◆ **THE TASK**
Gather the lines that hold the string "capita".

• • • • • • •

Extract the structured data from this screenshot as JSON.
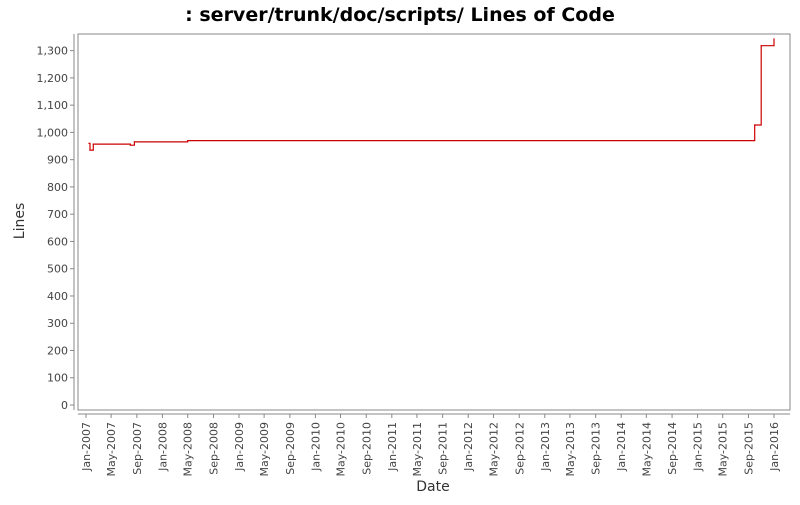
{
  "chart_data": {
    "type": "line",
    "title": ": server/trunk/doc/scripts/ Lines of Code",
    "xlabel": "Date",
    "ylabel": "Lines",
    "ylim": [
      0,
      1350
    ],
    "xlim": [
      "2006-12-01",
      "2016-02-01"
    ],
    "y_ticks": [
      0,
      100,
      200,
      300,
      400,
      500,
      600,
      700,
      800,
      900,
      1000,
      1100,
      1200,
      1300
    ],
    "y_tick_labels": [
      "0",
      "100",
      "200",
      "300",
      "400",
      "500",
      "600",
      "700",
      "800",
      "900",
      "1,000",
      "1,100",
      "1,200",
      "1,300"
    ],
    "x_ticks": [
      "2007-01-01",
      "2007-05-01",
      "2007-09-01",
      "2008-01-01",
      "2008-05-01",
      "2008-09-01",
      "2009-01-01",
      "2009-05-01",
      "2009-09-01",
      "2010-01-01",
      "2010-05-01",
      "2010-09-01",
      "2011-01-01",
      "2011-05-01",
      "2011-09-01",
      "2012-01-01",
      "2012-05-01",
      "2012-09-01",
      "2013-01-01",
      "2013-05-01",
      "2013-09-01",
      "2014-01-01",
      "2014-05-01",
      "2014-09-01",
      "2015-01-01",
      "2015-05-01",
      "2015-09-01",
      "2016-01-01"
    ],
    "x_tick_labels": [
      "Jan-2007",
      "May-2007",
      "Sep-2007",
      "Jan-2008",
      "May-2008",
      "Sep-2008",
      "Jan-2009",
      "May-2009",
      "Sep-2009",
      "Jan-2010",
      "May-2010",
      "Sep-2010",
      "Jan-2011",
      "May-2011",
      "Sep-2011",
      "Jan-2012",
      "May-2012",
      "Sep-2012",
      "Jan-2013",
      "May-2013",
      "Sep-2013",
      "Jan-2014",
      "May-2014",
      "Sep-2014",
      "Jan-2015",
      "May-2015",
      "Sep-2015",
      "Jan-2016"
    ],
    "grid": false,
    "legend": "none",
    "series": [
      {
        "color": "#cc0000",
        "step": true,
        "points": [
          {
            "x": "2007-01-15",
            "y": 960
          },
          {
            "x": "2007-01-20",
            "y": 935
          },
          {
            "x": "2007-02-05",
            "y": 957
          },
          {
            "x": "2007-08-01",
            "y": 953
          },
          {
            "x": "2007-08-20",
            "y": 965
          },
          {
            "x": "2008-05-01",
            "y": 970
          },
          {
            "x": "2015-10-01",
            "y": 1027
          },
          {
            "x": "2015-11-01",
            "y": 1318
          },
          {
            "x": "2016-01-01",
            "y": 1343
          }
        ]
      }
    ]
  }
}
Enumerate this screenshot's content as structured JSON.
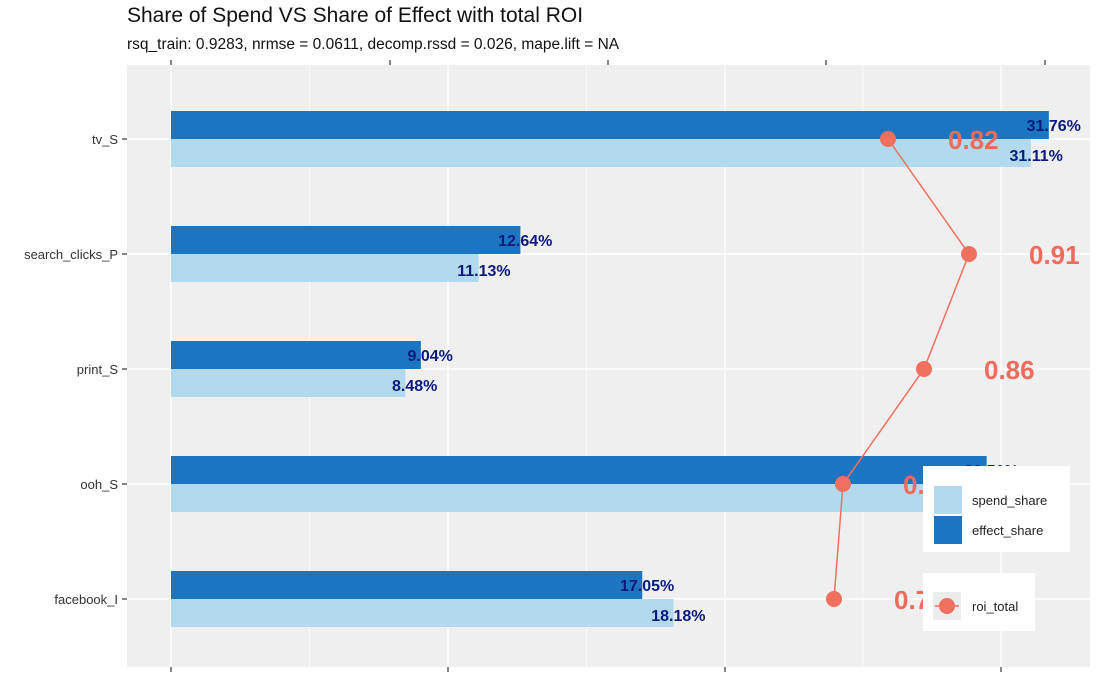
{
  "chart_data": {
    "type": "bar",
    "orientation": "horizontal",
    "title": "Share of Spend VS Share of Effect with total ROI",
    "subtitle": "rsq_train: 0.9283, nrmse = 0.0611, decomp.rssd = 0.026, mape.lift = NA",
    "xlabel": "",
    "ylabel": "",
    "categories": [
      "tv_S",
      "search_clicks_P",
      "print_S",
      "ooh_S",
      "facebook_I"
    ],
    "series": [
      {
        "name": "effect_share",
        "color": "#1b75c1",
        "values": [
          31.76,
          12.64,
          9.04,
          29.51,
          17.05
        ],
        "labels": [
          "31.76%",
          "12.64%",
          "9.04%",
          "29.51%",
          "17.05%"
        ]
      },
      {
        "name": "spend_share",
        "color": "#b3d9ec",
        "values": [
          31.11,
          11.13,
          8.48,
          31.1,
          18.18
        ],
        "labels": [
          "31.11%",
          "11.13%",
          "8.48%",
          "31.10%",
          "18.18%"
        ]
      }
    ],
    "line_series": {
      "name": "roi_total",
      "color": "#f0705f",
      "values": [
        0.82,
        0.91,
        0.86,
        0.77,
        0.76
      ],
      "labels": [
        "0.82",
        "0.91",
        "0.86",
        "0.77",
        "0.76"
      ]
    },
    "xlim": [
      0,
      33.3
    ],
    "roi_axis_range": [
      0.637,
      0.98
    ],
    "grid": true,
    "x_tick_labels_shown": false,
    "legend": {
      "placement": "bottom-right",
      "bar_entries": [
        "spend_share",
        "effect_share"
      ],
      "line_entries": [
        "roi_total"
      ]
    }
  }
}
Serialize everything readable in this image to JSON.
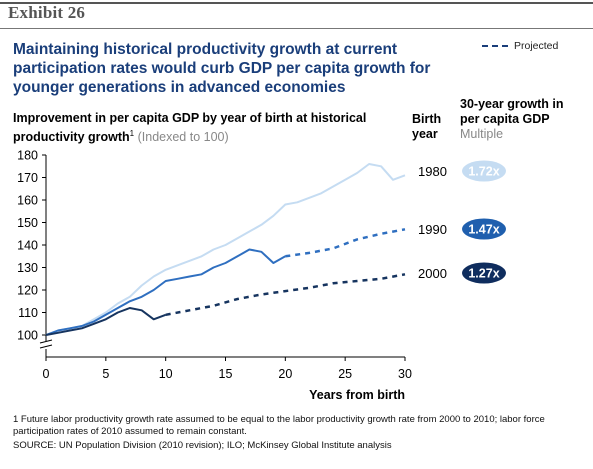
{
  "header": {
    "exhibit": "Exhibit 26",
    "title": "Maintaining historical productivity growth at current participation rates would curb GDP per capita growth for younger generations in advanced economies",
    "legend_projected": "Projected"
  },
  "chart_header": {
    "subtitle_main": "Improvement in per capita GDP by year of birth at historical productivity growth",
    "footnote_marker": "1",
    "subtitle_note": "(Indexed to 100)",
    "birth_year_label_1": "Birth",
    "birth_year_label_2": "year",
    "growth_label_1": "30-year growth in",
    "growth_label_2": "per capita GDP",
    "growth_unit": "Multiple"
  },
  "chart_data": {
    "type": "line",
    "xlabel": "Years from birth",
    "ylabel": "",
    "xlim": [
      0,
      30
    ],
    "ylim": [
      100,
      180
    ],
    "y_axis_break": true,
    "x_ticks": [
      0,
      5,
      10,
      15,
      20,
      25,
      30
    ],
    "y_ticks": [
      100,
      110,
      120,
      130,
      140,
      150,
      160,
      170,
      180
    ],
    "grid": false,
    "projected_style": "dashed",
    "series": [
      {
        "name": "1980",
        "color": "#c5dcf2",
        "actual": {
          "x": [
            0,
            1,
            2,
            3,
            4,
            5,
            6,
            7,
            8,
            9,
            10,
            11,
            12,
            13,
            14,
            15,
            16,
            17,
            18,
            19,
            20,
            21,
            22,
            23,
            24,
            25,
            26,
            27,
            28,
            29,
            30
          ],
          "y": [
            100,
            102,
            103,
            104,
            107,
            110,
            114,
            117,
            122,
            126,
            129,
            131,
            133,
            135,
            138,
            140,
            143,
            146,
            149,
            153,
            158,
            159,
            161,
            163,
            166,
            169,
            172,
            176,
            175,
            169,
            171
          ]
        },
        "projected": {
          "x": [],
          "y": []
        },
        "growth_multiple": "1.72x",
        "badge_color": "#c5dcf2"
      },
      {
        "name": "1990",
        "color": "#2f6fc0",
        "actual": {
          "x": [
            0,
            1,
            2,
            3,
            4,
            5,
            6,
            7,
            8,
            9,
            10,
            11,
            12,
            13,
            14,
            15,
            16,
            17,
            18,
            19,
            20
          ],
          "y": [
            100,
            102,
            103,
            104,
            106,
            109,
            112,
            115,
            117,
            120,
            124,
            125,
            126,
            127,
            130,
            132,
            135,
            138,
            137,
            132,
            135
          ]
        },
        "projected": {
          "x": [
            20,
            22,
            24,
            26,
            28,
            30
          ],
          "y": [
            135,
            136.5,
            138.5,
            142.5,
            145,
            147
          ]
        },
        "growth_multiple": "1.47x",
        "badge_color": "#1f5fae"
      },
      {
        "name": "2000",
        "color": "#16345f",
        "actual": {
          "x": [
            0,
            1,
            2,
            3,
            4,
            5,
            6,
            7,
            8,
            9,
            10
          ],
          "y": [
            100,
            101,
            102,
            103,
            105,
            107,
            110,
            112,
            111,
            107,
            109
          ]
        },
        "projected": {
          "x": [
            10,
            12,
            14,
            16,
            18,
            20,
            22,
            24,
            26,
            28,
            30
          ],
          "y": [
            109,
            111,
            113,
            116,
            118,
            119.5,
            121,
            123,
            124,
            125,
            127
          ]
        },
        "growth_multiple": "1.27x",
        "badge_color": "#0f2d5e"
      }
    ]
  },
  "footer": {
    "footnote": "1  Future labor productivity growth rate assumed to be equal to the labor productivity growth rate from 2000 to 2010; labor force participation rates of 2010 assumed to remain constant.",
    "source": "SOURCE: UN Population Division (2010 revision); ILO; McKinsey Global Institute analysis"
  }
}
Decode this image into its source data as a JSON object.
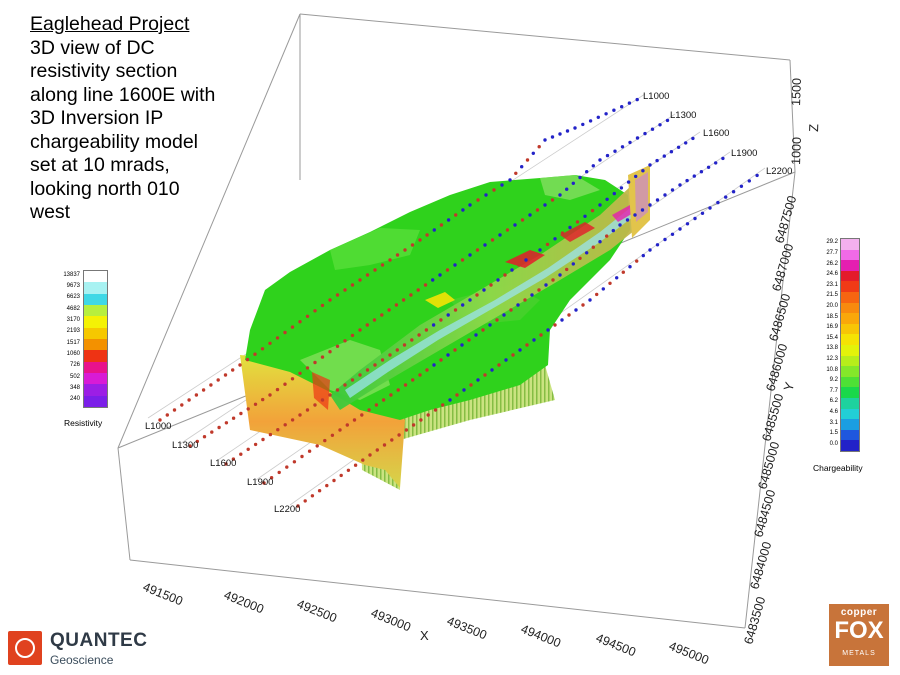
{
  "title": {
    "heading": "Eaglehead Project",
    "lines": [
      "3D view of DC",
      "resistivity section",
      "along line 1600E with",
      "3D Inversion IP",
      "chargeability model",
      "set at 10 mrads,",
      "looking north 010",
      "west"
    ]
  },
  "resistivity_legend": {
    "caption": "Resistivity",
    "labels": [
      "13837",
      "9673",
      "6623",
      "4682",
      "3170",
      "2193",
      "1517",
      "1060",
      "726",
      "502",
      "348",
      "240"
    ],
    "colors": [
      "#ffffff",
      "#a8f2f2",
      "#3fd8e6",
      "#b7ef3e",
      "#f4f205",
      "#f6c800",
      "#f39100",
      "#ee3314",
      "#e8128c",
      "#d81bd6",
      "#9c1ee5",
      "#7b1fe8"
    ]
  },
  "chargeability_legend": {
    "caption": "Chargeability",
    "labels": [
      "29.2",
      "27.7",
      "26.2",
      "24.6",
      "23.1",
      "21.5",
      "20.0",
      "18.5",
      "16.9",
      "15.4",
      "13.8",
      "12.3",
      "10.8",
      "9.2",
      "7.7",
      "6.2",
      "4.6",
      "3.1",
      "1.5",
      "0.0"
    ],
    "colors": [
      "#f3b0ef",
      "#f06ae6",
      "#e51fb0",
      "#e41b2a",
      "#f03a16",
      "#f76511",
      "#f88a0e",
      "#f9a70a",
      "#f7c506",
      "#f5e304",
      "#e3f30a",
      "#b7ee1b",
      "#84e82a",
      "#4ee035",
      "#1ad84a",
      "#1ed29e",
      "#22cfd6",
      "#1b9ee2",
      "#1f57dd",
      "#2222c8"
    ]
  },
  "x_axis": {
    "title": "X",
    "ticks": [
      "491500",
      "492000",
      "492500",
      "493000",
      "493500",
      "494000",
      "494500",
      "495000"
    ]
  },
  "y_axis": {
    "title": "Y",
    "ticks": [
      "6483500",
      "6484000",
      "6484500",
      "6485000",
      "6485500",
      "6486000",
      "6486500",
      "6487000",
      "6487500"
    ]
  },
  "z_axis": {
    "title": "Z",
    "ticks": [
      "1000",
      "1500"
    ]
  },
  "survey_lines": {
    "front_labels": [
      "L1000",
      "L1300",
      "L1600",
      "L1900",
      "L2200"
    ],
    "back_labels": [
      "L1000",
      "L1300",
      "L1600",
      "L1900",
      "L2200"
    ]
  },
  "colors": {
    "body_green": "#2fd21c",
    "line_red": "#c0392b",
    "line_blue": "#2323c8",
    "box": "#999999"
  },
  "logos": {
    "quantec_name": "QUANTEC",
    "quantec_sub": "Geoscience",
    "copperfox_top": "copper",
    "copperfox_mid": "FOX",
    "copperfox_bottom": "METALS"
  }
}
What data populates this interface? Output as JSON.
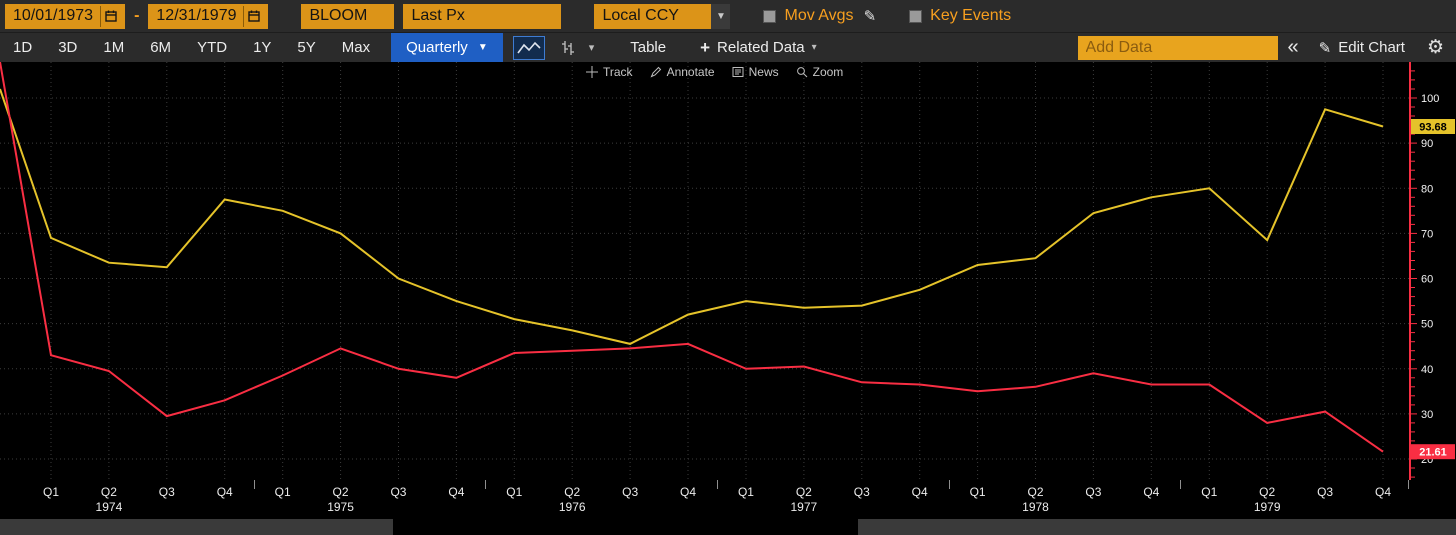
{
  "colors": {
    "amber_text": "#f79f1f",
    "amber_field": "#dc9418",
    "blue": "#1f5fc4",
    "yellow_line": "#e5c32a",
    "red_line": "#f92e43",
    "axis_red": "#f92e43",
    "grid": "#3c3c3c"
  },
  "top_bar": {
    "date_from": "10/01/1973",
    "separator": "-",
    "date_to": "12/31/1979",
    "security": "BLOOM",
    "last_px": "Last Px",
    "currency": "Local CCY",
    "mov_avgs_label": "Mov Avgs",
    "key_events_label": "Key Events"
  },
  "toolbar": {
    "ranges": [
      "1D",
      "3D",
      "1M",
      "6M",
      "YTD",
      "1Y",
      "5Y",
      "Max"
    ],
    "period": "Quarterly",
    "period_caret": "▼",
    "table_label": "Table",
    "related_plus": "+",
    "related_label": "Related Data",
    "related_caret": "▾",
    "chart_type_caret": "▾",
    "add_data_placeholder": "Add Data",
    "collapse_label": "«",
    "edit_pencil": "✎",
    "edit_chart_label": "Edit Chart",
    "gear": "⚙"
  },
  "chart_tools": {
    "track": "Track",
    "annotate": "Annotate",
    "news": "News",
    "zoom": "Zoom"
  },
  "badges": {
    "yellow": "93.68",
    "red": "21.61"
  },
  "chart_data": {
    "type": "line",
    "title": "",
    "y_ticks": [
      100,
      90,
      80,
      70,
      60,
      50,
      40,
      30,
      20
    ],
    "ylim": [
      15,
      108
    ],
    "grid": "dotted",
    "x_labels": [
      "Q1",
      "Q2",
      "Q3",
      "Q4",
      "Q1",
      "Q2",
      "Q3",
      "Q4",
      "Q1",
      "Q2",
      "Q3",
      "Q4",
      "Q1",
      "Q2",
      "Q3",
      "Q4",
      "Q1",
      "Q2",
      "Q3",
      "Q4",
      "Q1",
      "Q2",
      "Q3",
      "Q4"
    ],
    "years": [
      "1974",
      "1975",
      "1976",
      "1977",
      "1978",
      "1979"
    ],
    "series": [
      {
        "name": "series-yellow",
        "color": "#e5c32a",
        "last_label": "93.68",
        "values": [
          102,
          69,
          63.5,
          62.5,
          77.5,
          75,
          70,
          60,
          55,
          51,
          48.5,
          45.5,
          52,
          55,
          53.5,
          54,
          57.5,
          63,
          64.5,
          74.5,
          78,
          80,
          68.5,
          97.5,
          93.68
        ]
      },
      {
        "name": "series-red",
        "color": "#f92e43",
        "last_label": "21.61",
        "values": [
          108,
          43,
          39.5,
          29.5,
          33,
          38.5,
          44.5,
          40,
          38,
          43.5,
          44,
          44.5,
          45.5,
          40,
          40.5,
          37,
          36.5,
          35,
          36,
          39,
          36.5,
          36.5,
          28,
          30.5,
          21.61
        ]
      }
    ]
  }
}
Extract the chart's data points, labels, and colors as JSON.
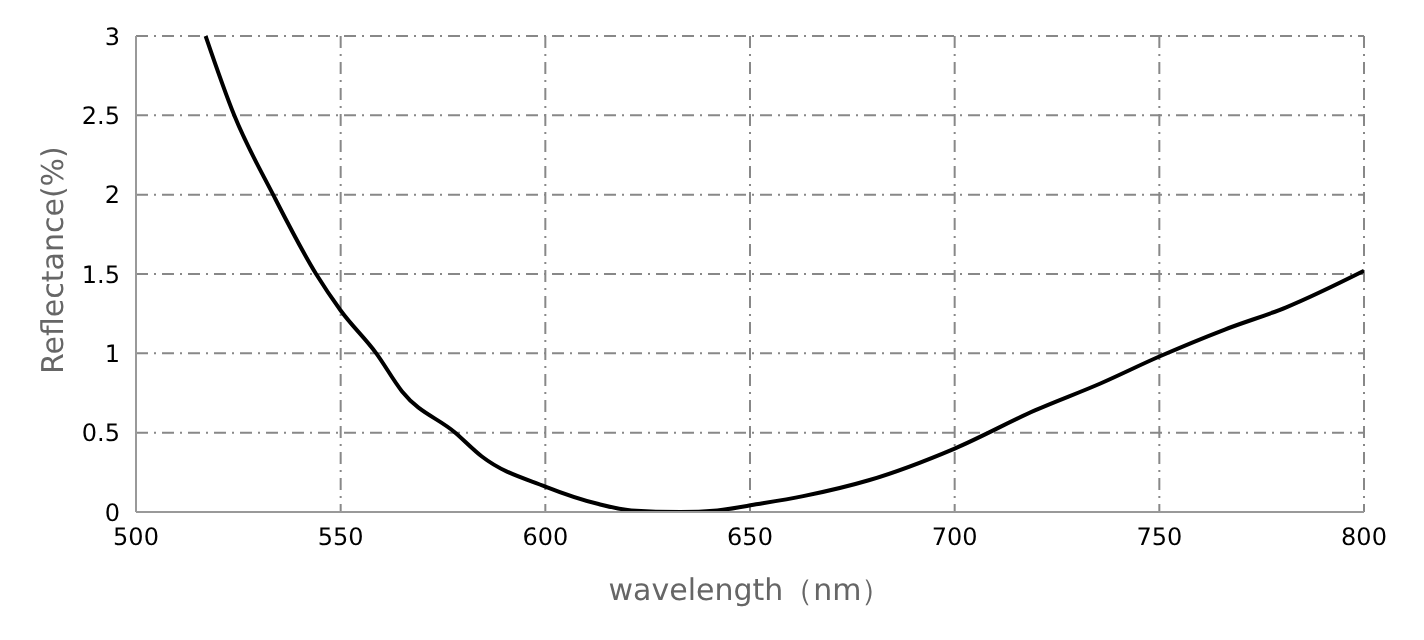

• • • • • • •

◆ **WRITTEN ANSWER**
    "title": "Maintaining historical productivity growth at current participation rates would curb GDP per capita growth for younger generations in advanced economies",
    "subtitle_main": "Improvement in per capita GDP by year of birth at historical productivity growth",
    "growth_label_2": "per capita GDP",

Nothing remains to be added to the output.